» **Exercise**
In your copy, leave out the pictures; write out all the data exactly.

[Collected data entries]
"""

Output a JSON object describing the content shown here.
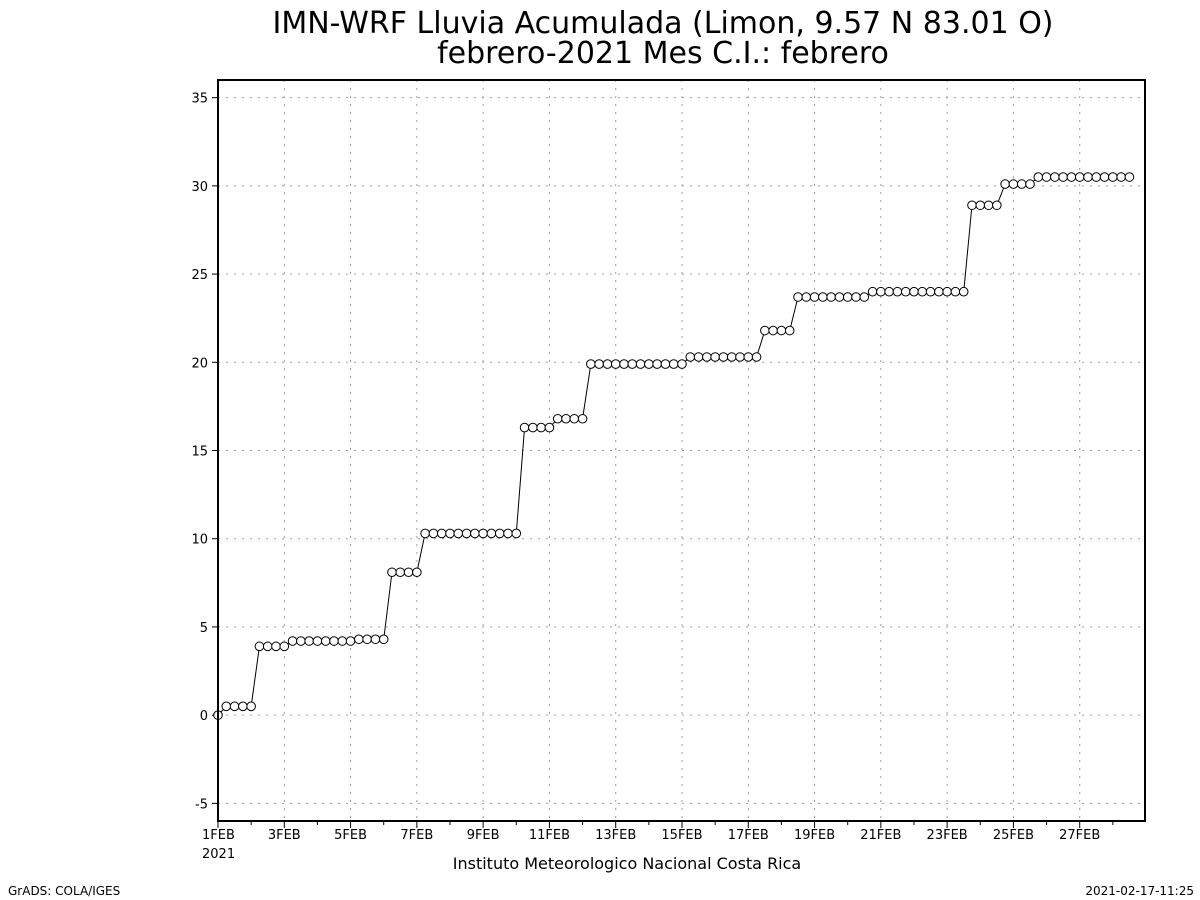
{
  "chart_data": {
    "type": "line",
    "title": "IMN-WRF  Lluvia Acumulada (Limon, 9.57  N 83.01  O)",
    "subtitle": "febrero-2021 Mes C.I.: febrero",
    "xlabel": "Instituto Meteorologico Nacional Costa Rica",
    "ylabel": "",
    "ylim": [
      -6,
      36
    ],
    "xlim": [
      0,
      27.97
    ],
    "x_unit": "days since 1FEB2021 00Z",
    "grid": true,
    "marker": "open-circle",
    "line_color": "#000000",
    "y_ticks": [
      "-5",
      "0",
      "5",
      "10",
      "15",
      "20",
      "25",
      "30",
      "35"
    ],
    "y_tick_values": [
      -5,
      0,
      5,
      10,
      15,
      20,
      25,
      30,
      35
    ],
    "x_ticks": [
      "1FEB",
      "3FEB",
      "5FEB",
      "7FEB",
      "9FEB",
      "11FEB",
      "13FEB",
      "15FEB",
      "17FEB",
      "19FEB",
      "21FEB",
      "23FEB",
      "25FEB",
      "27FEB"
    ],
    "x_tick_values": [
      0,
      2,
      4,
      6,
      8,
      10,
      12,
      14,
      16,
      18,
      20,
      22,
      24,
      26
    ],
    "x_year_label": "2021",
    "step": 0.25,
    "series": [
      {
        "values": [
          0.0,
          0.5,
          0.5,
          0.5,
          0.5,
          3.9,
          3.9,
          3.9,
          3.9,
          4.2,
          4.2,
          4.2,
          4.2,
          4.2,
          4.2,
          4.2,
          4.2,
          4.3,
          4.3,
          4.3,
          4.3,
          8.1,
          8.1,
          8.1,
          8.1,
          10.3,
          10.3,
          10.3,
          10.3,
          10.3,
          10.3,
          10.3,
          10.3,
          10.3,
          10.3,
          10.3,
          10.3,
          16.3,
          16.3,
          16.3,
          16.3,
          16.8,
          16.8,
          16.8,
          16.8,
          19.9,
          19.9,
          19.9,
          19.9,
          19.9,
          19.9,
          19.9,
          19.9,
          19.9,
          19.9,
          19.9,
          19.9,
          20.3,
          20.3,
          20.3,
          20.3,
          20.3,
          20.3,
          20.3,
          20.3,
          20.3,
          21.8,
          21.8,
          21.8,
          21.8,
          23.7,
          23.7,
          23.7,
          23.7,
          23.7,
          23.7,
          23.7,
          23.7,
          23.7,
          24.0,
          24.0,
          24.0,
          24.0,
          24.0,
          24.0,
          24.0,
          24.0,
          24.0,
          24.0,
          24.0,
          24.0,
          28.9,
          28.9,
          28.9,
          28.9,
          30.1,
          30.1,
          30.1,
          30.1,
          30.5,
          30.5,
          30.5,
          30.5,
          30.5,
          30.5,
          30.5,
          30.5,
          30.5,
          30.5,
          30.5,
          30.5
        ]
      }
    ]
  },
  "footer": {
    "left": "GrADS: COLA/IGES",
    "right": "2021-02-17-11:25"
  }
}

"""

» **Output of the exercise**
Output a JSON object describing the content shown here.
{
  "chart_data": {
    "type": "line",
    "title": "IMN-WRF  Lluvia Acumulada (Limon, 9.57  N 83.01  O)",
    "subtitle": "febrero-2021 Mes C.I.: febrero",
    "xlabel": "Instituto Meteorologico Nacional Costa Rica",
    "ylabel": "",
    "ylim": [
      -6,
      36
    ],
    "xlim": [
      0,
      27.97
    ],
    "x_unit": "days since 1FEB2021 00Z",
    "grid": true,
    "marker": "open-circle",
    "line_color": "#000000",
    "y_ticks": [
      "-5",
      "0",
      "5",
      "10",
      "15",
      "20",
      "25",
      "30",
      "35"
    ],
    "y_tick_values": [
      -5,
      0,
      5,
      10,
      15,
      20,
      25,
      30,
      35
    ],
    "x_ticks": [
      "1FEB",
      "3FEB",
      "5FEB",
      "7FEB",
      "9FEB",
      "11FEB",
      "13FEB",
      "15FEB",
      "17FEB",
      "19FEB",
      "21FEB",
      "23FEB",
      "25FEB",
      "27FEB"
    ],
    "x_tick_values": [
      0,
      2,
      4,
      6,
      8,
      10,
      12,
      14,
      16,
      18,
      20,
      22,
      24,
      26
    ],
    "x_year_label": "2021",
    "step": 0.25,
    "series": [
      {
        "values": [
          0.0,
          0.5,
          0.5,
          0.5,
          0.5,
          3.9,
          3.9,
          3.9,
          3.9,
          4.2,
          4.2,
          4.2,
          4.2,
          4.2,
          4.2,
          4.2,
          4.2,
          4.3,
          4.3,
          4.3,
          4.3,
          8.1,
          8.1,
          8.1,
          8.1,
          10.3,
          10.3,
          10.3,
          10.3,
          10.3,
          10.3,
          10.3,
          10.3,
          10.3,
          10.3,
          10.3,
          10.3,
          16.3,
          16.3,
          16.3,
          16.3,
          16.8,
          16.8,
          16.8,
          16.8,
          19.9,
          19.9,
          19.9,
          19.9,
          19.9,
          19.9,
          19.9,
          19.9,
          19.9,
          19.9,
          19.9,
          19.9,
          20.3,
          20.3,
          20.3,
          20.3,
          20.3,
          20.3,
          20.3,
          20.3,
          20.3,
          21.8,
          21.8,
          21.8,
          21.8,
          23.7,
          23.7,
          23.7,
          23.7,
          23.7,
          23.7,
          23.7,
          23.7,
          23.7,
          24.0,
          24.0,
          24.0,
          24.0,
          24.0,
          24.0,
          24.0,
          24.0,
          24.0,
          24.0,
          24.0,
          24.0,
          28.9,
          28.9,
          28.9,
          28.9,
          30.1,
          30.1,
          30.1,
          30.1,
          30.5,
          30.5,
          30.5,
          30.5,
          30.5,
          30.5,
          30.5,
          30.5,
          30.5,
          30.5,
          30.5,
          30.5
        ]
      }
    ]
  },
  "footer": {
    "left": "GrADS: COLA/IGES",
    "right": "2021-02-17-11:25"
  }
}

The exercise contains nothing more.